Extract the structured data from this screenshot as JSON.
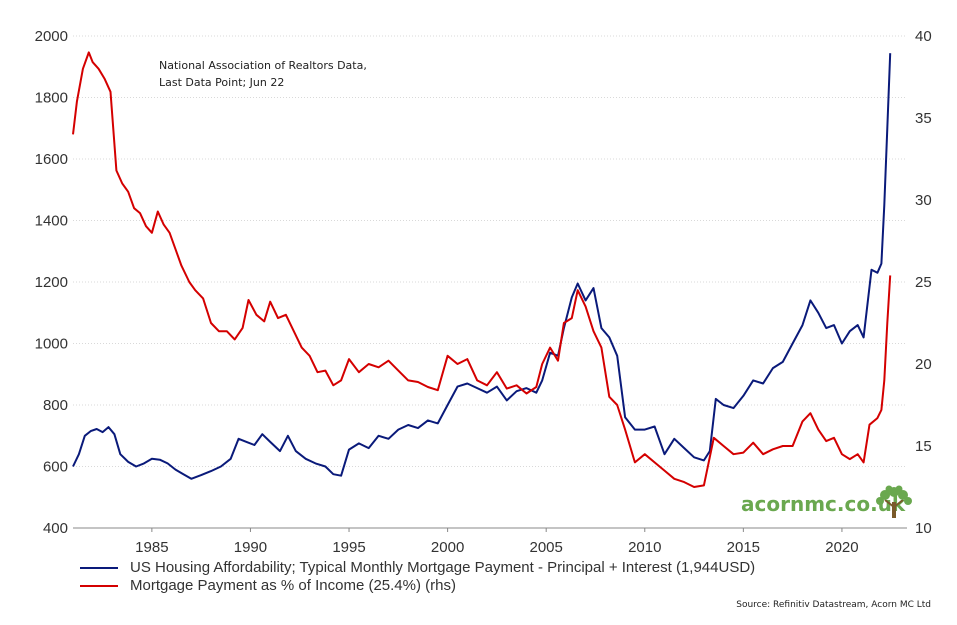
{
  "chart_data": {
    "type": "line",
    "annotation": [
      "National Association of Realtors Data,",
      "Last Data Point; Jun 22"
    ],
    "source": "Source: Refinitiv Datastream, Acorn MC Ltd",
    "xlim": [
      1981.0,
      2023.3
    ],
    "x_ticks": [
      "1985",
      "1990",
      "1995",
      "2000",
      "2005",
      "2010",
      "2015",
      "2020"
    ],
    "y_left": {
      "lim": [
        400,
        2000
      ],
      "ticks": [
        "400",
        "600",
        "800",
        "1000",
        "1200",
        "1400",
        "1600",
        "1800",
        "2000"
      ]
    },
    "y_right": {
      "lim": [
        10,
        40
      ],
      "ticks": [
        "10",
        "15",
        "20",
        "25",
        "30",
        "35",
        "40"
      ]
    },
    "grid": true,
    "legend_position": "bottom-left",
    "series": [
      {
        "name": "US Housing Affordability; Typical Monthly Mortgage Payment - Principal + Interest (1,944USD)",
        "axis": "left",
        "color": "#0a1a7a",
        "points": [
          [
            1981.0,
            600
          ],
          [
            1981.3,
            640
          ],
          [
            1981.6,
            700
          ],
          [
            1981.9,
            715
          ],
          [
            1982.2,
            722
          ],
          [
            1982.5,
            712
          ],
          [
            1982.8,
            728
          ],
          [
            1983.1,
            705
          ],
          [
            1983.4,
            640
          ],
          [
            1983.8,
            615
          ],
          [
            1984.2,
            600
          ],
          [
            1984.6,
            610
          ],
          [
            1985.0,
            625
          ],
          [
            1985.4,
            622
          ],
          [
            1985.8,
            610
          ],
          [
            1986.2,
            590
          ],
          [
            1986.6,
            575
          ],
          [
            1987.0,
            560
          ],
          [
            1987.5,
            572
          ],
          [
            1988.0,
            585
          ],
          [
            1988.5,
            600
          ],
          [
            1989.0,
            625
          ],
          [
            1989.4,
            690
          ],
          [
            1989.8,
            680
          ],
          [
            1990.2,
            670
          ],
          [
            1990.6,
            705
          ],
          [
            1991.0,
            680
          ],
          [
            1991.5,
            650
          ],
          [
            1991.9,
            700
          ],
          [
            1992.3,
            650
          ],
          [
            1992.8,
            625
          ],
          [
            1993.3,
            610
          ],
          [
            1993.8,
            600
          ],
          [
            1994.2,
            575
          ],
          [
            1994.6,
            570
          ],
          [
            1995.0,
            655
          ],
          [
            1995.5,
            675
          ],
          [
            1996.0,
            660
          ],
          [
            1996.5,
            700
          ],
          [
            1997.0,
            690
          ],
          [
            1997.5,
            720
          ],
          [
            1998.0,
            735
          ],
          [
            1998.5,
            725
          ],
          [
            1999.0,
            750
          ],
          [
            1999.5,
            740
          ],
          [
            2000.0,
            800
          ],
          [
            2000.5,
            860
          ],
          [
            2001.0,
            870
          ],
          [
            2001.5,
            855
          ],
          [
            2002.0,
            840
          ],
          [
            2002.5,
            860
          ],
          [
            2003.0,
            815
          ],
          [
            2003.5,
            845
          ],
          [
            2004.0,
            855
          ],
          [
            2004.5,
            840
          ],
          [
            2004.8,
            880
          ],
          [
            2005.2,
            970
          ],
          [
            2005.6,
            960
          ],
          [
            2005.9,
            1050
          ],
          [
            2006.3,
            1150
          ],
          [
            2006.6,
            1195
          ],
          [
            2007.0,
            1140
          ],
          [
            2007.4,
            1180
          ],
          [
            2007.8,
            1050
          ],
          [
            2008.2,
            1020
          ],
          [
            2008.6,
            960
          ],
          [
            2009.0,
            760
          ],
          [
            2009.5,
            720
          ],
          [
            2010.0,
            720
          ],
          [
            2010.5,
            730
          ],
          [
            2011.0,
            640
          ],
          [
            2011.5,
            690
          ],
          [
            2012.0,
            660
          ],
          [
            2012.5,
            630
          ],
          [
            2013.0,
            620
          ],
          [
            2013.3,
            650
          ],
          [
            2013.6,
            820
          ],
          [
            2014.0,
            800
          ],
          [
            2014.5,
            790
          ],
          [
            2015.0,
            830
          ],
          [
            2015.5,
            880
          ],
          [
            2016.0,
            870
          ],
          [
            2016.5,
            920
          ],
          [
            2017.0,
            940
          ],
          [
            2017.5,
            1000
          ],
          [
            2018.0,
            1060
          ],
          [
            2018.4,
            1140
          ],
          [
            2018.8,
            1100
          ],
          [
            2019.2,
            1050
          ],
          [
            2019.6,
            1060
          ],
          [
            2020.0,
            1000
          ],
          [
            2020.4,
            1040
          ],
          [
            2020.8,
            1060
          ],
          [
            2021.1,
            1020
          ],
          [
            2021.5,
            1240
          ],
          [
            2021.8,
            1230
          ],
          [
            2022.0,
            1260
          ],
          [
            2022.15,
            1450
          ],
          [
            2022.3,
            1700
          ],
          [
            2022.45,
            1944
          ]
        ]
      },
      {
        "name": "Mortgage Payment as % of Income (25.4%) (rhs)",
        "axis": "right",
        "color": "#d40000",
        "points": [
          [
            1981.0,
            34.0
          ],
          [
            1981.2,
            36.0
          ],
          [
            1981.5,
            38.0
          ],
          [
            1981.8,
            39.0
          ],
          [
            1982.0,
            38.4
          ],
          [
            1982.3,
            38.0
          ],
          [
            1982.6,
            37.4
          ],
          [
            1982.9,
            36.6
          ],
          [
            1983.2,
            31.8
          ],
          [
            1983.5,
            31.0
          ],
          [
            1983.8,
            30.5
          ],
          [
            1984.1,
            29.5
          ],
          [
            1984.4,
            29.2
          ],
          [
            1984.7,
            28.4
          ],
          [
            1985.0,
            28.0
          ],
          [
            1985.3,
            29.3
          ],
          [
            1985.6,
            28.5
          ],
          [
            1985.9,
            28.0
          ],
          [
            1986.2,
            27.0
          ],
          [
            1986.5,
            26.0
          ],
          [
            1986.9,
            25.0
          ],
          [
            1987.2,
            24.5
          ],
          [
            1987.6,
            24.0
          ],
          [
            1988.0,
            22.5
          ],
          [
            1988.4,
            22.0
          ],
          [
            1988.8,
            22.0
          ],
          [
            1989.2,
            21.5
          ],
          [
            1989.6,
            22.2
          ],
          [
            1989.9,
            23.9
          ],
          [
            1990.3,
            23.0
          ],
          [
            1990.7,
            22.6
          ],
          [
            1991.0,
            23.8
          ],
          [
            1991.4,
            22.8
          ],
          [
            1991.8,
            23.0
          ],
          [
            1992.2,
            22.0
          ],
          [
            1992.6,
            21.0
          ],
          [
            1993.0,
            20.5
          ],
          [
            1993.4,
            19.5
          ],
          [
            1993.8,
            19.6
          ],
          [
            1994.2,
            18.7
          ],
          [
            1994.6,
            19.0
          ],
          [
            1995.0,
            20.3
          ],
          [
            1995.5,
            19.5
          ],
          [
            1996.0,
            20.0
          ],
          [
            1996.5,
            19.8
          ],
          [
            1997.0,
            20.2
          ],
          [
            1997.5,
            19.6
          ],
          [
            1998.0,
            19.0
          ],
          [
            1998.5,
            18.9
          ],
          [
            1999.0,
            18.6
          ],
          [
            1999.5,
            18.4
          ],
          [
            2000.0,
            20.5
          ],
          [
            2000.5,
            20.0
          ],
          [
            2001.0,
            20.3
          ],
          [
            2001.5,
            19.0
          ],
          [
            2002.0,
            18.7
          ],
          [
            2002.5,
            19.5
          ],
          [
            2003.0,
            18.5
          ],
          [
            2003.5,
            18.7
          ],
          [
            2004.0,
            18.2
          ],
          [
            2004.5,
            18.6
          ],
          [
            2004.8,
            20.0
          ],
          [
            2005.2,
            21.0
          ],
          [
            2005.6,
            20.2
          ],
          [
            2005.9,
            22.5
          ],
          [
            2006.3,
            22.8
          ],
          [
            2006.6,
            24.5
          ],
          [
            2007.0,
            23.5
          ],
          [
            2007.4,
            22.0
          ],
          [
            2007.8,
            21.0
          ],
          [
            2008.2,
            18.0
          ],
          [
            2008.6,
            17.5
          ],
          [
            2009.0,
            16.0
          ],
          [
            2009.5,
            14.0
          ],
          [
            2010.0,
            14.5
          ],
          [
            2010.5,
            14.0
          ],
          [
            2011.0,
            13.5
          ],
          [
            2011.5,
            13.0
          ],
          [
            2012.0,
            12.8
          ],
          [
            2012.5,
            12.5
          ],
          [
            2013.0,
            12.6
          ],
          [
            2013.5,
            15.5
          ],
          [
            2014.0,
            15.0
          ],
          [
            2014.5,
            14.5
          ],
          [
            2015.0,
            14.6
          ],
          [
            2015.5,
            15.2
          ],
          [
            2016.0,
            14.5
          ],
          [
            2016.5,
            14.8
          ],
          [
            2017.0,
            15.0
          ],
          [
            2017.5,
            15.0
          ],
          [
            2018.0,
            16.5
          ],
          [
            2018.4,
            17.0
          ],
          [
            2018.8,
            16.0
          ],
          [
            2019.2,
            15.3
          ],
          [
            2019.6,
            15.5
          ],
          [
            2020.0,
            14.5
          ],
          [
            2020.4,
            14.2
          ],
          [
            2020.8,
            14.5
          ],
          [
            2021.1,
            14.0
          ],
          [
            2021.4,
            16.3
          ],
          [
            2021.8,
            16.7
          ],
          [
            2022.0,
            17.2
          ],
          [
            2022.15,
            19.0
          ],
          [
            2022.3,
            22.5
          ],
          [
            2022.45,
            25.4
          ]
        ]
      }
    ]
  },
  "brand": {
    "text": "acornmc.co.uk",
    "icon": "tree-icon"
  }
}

---

▶ **Given instruction**
From the data above, copy each line that holds "Mortgage".

▶ **Answer to the problem**
        "name": "US Housing Affordability; Typical Monthly Mortgage Payment - Principal + Interest (1,944USD)",
        "name": "Mortgage Payment as % of Income (25.4%) (rhs)",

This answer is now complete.